Source material:

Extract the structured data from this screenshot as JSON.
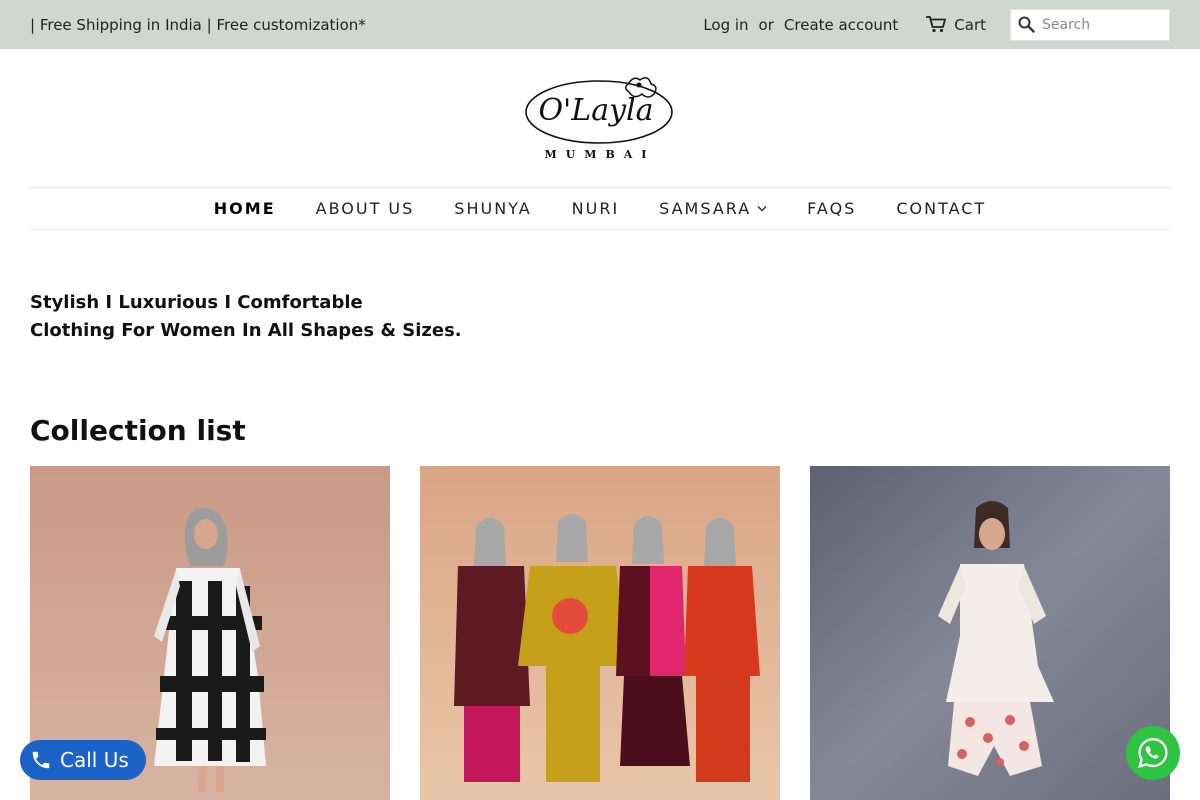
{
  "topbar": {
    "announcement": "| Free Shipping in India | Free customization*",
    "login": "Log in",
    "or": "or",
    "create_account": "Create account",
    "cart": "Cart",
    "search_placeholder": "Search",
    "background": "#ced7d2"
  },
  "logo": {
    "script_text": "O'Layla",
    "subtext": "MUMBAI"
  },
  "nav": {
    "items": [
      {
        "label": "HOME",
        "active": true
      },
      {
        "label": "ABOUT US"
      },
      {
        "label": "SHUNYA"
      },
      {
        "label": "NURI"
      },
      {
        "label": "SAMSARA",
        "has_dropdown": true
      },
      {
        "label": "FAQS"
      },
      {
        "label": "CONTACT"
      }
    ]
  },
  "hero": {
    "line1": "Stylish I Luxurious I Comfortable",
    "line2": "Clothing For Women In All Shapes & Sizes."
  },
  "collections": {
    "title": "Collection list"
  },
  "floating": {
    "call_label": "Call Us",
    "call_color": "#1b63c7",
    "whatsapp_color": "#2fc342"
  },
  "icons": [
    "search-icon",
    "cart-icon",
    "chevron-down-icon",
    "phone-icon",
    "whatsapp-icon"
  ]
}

Task directions:
Make an exact copy of every record, pictures excluded.

Written response:
Extract the structured data from this screenshot as JSON.
{
  "topbar": {
    "announcement": "| Free Shipping in India | Free customization*",
    "login": "Log in",
    "or": "or",
    "create_account": "Create account",
    "cart": "Cart",
    "search_placeholder": "Search",
    "background": "#ced7d2"
  },
  "logo": {
    "script_text": "O'Layla",
    "subtext": "MUMBAI"
  },
  "nav": {
    "items": [
      {
        "label": "HOME",
        "active": true
      },
      {
        "label": "ABOUT US"
      },
      {
        "label": "SHUNYA"
      },
      {
        "label": "NURI"
      },
      {
        "label": "SAMSARA",
        "has_dropdown": true
      },
      {
        "label": "FAQS"
      },
      {
        "label": "CONTACT"
      }
    ]
  },
  "hero": {
    "line1": "Stylish I Luxurious I Comfortable",
    "line2": "Clothing For Women In All Shapes & Sizes."
  },
  "collections": {
    "title": "Collection list"
  },
  "floating": {
    "call_label": "Call Us",
    "call_color": "#1b63c7",
    "whatsapp_color": "#2fc342"
  },
  "icons": [
    "search-icon",
    "cart-icon",
    "chevron-down-icon",
    "phone-icon",
    "whatsapp-icon"
  ]
}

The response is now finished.